* [TASK GOAL]:
Which lines in the records below contain the word "economía"? Copy each one out.

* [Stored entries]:
— begin —
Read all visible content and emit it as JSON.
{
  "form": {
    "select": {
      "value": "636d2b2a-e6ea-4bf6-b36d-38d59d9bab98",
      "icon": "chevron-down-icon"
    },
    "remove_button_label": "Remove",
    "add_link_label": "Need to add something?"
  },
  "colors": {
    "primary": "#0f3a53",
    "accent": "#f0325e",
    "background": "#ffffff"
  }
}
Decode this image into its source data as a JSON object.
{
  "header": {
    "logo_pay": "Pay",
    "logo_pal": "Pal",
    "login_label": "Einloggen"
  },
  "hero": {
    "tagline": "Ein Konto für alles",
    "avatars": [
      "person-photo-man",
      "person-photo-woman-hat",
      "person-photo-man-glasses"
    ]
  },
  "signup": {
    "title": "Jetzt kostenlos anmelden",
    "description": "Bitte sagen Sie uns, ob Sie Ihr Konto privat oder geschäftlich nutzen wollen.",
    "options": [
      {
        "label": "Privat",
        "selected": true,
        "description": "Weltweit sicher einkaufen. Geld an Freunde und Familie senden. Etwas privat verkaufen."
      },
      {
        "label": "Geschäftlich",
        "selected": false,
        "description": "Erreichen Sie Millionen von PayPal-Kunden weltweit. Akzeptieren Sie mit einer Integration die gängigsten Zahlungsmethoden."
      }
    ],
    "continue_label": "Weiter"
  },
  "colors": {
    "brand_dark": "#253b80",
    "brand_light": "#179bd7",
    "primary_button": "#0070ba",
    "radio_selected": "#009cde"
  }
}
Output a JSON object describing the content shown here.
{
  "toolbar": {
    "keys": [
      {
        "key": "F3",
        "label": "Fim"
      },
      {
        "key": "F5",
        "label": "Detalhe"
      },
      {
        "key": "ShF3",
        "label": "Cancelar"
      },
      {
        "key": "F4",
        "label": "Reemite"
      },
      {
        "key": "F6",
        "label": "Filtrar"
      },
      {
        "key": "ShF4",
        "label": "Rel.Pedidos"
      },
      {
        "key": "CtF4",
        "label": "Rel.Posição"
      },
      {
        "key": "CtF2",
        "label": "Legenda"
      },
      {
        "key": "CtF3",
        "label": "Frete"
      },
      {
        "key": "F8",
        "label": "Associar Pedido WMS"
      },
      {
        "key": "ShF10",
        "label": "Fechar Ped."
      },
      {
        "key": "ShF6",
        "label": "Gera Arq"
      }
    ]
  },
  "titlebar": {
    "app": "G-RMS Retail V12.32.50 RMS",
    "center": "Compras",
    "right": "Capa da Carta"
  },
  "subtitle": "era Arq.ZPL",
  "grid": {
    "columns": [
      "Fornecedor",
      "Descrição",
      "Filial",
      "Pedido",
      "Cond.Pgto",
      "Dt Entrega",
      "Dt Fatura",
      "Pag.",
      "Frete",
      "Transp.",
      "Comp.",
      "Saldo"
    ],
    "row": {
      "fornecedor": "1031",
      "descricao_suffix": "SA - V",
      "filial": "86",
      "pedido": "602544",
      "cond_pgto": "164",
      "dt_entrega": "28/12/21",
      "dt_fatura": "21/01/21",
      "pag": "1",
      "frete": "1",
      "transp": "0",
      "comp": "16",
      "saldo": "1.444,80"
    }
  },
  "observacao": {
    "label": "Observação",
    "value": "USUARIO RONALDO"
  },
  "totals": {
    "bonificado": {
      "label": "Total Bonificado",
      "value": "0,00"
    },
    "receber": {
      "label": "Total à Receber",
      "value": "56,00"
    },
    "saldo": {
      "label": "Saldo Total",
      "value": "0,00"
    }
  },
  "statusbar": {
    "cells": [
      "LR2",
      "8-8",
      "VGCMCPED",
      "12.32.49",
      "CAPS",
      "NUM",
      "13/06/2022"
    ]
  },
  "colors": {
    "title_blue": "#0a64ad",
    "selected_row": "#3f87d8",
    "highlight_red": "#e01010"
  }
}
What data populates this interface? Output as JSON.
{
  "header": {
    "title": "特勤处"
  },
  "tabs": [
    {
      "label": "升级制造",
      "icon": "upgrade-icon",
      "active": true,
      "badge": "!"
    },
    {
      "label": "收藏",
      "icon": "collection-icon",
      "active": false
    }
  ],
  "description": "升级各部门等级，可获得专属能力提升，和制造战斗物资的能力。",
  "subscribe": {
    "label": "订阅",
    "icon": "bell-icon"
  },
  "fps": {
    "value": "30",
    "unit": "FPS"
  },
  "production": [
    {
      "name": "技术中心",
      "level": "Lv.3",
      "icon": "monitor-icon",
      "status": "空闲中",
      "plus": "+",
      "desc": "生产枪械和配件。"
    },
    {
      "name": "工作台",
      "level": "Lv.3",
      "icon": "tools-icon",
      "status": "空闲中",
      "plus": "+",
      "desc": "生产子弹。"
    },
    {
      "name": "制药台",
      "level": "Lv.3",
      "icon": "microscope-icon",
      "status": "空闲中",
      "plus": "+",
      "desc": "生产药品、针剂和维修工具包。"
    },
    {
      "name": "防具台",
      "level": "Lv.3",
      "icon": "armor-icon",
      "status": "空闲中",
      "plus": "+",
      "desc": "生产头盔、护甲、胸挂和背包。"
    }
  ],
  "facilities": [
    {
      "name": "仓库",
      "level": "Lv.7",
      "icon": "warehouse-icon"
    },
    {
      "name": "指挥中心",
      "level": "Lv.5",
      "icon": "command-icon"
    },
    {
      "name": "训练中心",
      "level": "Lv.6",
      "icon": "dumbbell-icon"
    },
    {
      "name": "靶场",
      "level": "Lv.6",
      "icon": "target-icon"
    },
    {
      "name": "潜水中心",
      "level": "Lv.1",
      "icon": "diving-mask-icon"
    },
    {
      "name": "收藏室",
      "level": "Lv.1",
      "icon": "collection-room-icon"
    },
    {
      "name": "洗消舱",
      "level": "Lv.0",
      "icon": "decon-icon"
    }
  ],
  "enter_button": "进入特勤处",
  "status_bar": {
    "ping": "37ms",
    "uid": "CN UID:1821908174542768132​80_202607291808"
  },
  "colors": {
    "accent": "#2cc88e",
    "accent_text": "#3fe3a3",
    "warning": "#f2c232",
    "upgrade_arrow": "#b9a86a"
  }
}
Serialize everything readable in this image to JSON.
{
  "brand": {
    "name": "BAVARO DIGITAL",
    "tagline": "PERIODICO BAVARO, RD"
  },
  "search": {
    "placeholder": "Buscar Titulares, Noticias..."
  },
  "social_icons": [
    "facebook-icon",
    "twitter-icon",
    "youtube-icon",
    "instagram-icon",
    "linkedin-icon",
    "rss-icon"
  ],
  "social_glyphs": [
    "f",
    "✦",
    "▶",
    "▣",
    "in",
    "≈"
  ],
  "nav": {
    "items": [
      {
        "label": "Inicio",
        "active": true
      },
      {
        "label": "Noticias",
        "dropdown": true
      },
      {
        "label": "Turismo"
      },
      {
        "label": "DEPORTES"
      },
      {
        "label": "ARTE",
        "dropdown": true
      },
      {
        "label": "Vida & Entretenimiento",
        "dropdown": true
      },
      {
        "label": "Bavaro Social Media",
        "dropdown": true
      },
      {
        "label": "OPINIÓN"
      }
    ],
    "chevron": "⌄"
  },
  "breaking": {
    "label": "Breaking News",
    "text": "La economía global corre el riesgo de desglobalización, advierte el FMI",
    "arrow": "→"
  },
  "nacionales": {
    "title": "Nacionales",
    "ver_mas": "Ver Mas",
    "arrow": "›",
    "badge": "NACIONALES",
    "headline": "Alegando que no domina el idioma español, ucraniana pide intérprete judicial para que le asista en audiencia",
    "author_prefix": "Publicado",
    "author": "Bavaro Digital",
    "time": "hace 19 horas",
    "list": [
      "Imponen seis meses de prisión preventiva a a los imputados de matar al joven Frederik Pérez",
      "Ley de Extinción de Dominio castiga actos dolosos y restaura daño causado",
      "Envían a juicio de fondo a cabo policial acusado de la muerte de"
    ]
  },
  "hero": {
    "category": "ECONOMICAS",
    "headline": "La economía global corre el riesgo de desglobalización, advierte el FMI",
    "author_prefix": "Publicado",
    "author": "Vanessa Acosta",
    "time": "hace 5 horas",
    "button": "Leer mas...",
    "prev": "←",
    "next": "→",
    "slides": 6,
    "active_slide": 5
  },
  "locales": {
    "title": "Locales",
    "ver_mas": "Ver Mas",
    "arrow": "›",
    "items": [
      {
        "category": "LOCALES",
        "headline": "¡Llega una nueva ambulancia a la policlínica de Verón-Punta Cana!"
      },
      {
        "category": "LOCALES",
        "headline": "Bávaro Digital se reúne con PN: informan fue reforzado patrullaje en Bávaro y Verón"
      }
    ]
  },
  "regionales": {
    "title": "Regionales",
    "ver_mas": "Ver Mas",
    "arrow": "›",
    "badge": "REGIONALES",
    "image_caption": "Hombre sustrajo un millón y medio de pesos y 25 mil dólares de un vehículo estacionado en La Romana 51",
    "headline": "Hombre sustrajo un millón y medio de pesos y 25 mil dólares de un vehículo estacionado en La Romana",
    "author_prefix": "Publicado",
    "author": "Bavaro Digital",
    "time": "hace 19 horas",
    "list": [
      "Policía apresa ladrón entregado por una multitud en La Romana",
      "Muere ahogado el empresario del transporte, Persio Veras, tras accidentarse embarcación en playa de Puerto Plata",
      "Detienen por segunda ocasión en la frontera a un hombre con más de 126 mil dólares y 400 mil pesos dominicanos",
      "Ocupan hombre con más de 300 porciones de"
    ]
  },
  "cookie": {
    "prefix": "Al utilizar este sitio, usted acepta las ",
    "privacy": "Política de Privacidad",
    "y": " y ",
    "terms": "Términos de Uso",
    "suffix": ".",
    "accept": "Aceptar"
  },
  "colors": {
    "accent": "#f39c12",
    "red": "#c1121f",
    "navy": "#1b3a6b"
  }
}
— end —
* [FULL ANSWER]:
    "text": "La economía global corre el riesgo de desglobalización, advierte el FMI",
    "headline": "La economía global corre el riesgo de desglobalización, advierte el FMI",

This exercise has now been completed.